Given exercise: Give the lines again exactly, from the one holding "Parse this screenshot: output" to the last line of the listing below, both ends included and nothing added.

########

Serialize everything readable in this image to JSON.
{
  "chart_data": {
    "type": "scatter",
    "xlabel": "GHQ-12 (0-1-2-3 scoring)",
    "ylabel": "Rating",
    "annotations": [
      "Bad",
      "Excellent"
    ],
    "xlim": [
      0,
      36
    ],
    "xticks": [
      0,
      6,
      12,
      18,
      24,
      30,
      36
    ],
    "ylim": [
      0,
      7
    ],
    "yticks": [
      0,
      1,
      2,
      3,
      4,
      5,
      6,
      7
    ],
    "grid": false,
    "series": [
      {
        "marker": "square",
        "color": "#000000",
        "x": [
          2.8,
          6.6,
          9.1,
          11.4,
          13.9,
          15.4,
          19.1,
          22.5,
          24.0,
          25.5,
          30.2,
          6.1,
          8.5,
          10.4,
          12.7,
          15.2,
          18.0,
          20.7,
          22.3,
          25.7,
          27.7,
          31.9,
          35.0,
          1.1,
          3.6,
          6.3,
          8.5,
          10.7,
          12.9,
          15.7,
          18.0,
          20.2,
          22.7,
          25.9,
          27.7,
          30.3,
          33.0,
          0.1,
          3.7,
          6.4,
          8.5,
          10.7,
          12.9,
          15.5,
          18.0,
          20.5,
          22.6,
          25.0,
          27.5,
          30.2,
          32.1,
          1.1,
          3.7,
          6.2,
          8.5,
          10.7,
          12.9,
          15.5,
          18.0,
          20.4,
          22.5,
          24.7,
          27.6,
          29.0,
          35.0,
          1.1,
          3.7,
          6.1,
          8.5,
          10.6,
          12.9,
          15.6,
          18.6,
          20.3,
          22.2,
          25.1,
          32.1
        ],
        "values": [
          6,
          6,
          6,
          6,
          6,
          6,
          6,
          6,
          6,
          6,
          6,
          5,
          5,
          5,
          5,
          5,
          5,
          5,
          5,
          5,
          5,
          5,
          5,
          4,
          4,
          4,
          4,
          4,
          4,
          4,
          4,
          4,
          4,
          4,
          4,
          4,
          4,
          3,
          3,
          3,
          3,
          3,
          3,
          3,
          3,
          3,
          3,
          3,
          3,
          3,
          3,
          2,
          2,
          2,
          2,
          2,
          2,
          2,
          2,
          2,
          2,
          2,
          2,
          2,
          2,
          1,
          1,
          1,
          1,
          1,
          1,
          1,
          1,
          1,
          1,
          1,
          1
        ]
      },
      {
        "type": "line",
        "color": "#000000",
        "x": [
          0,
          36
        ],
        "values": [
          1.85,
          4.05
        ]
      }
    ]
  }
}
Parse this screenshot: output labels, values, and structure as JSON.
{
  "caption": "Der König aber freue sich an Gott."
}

########

Response to the task:
Parse this screenshot: output labels, values, and structure as JSON.
{
  "caption": "Der König aber freue sich an Gott."
}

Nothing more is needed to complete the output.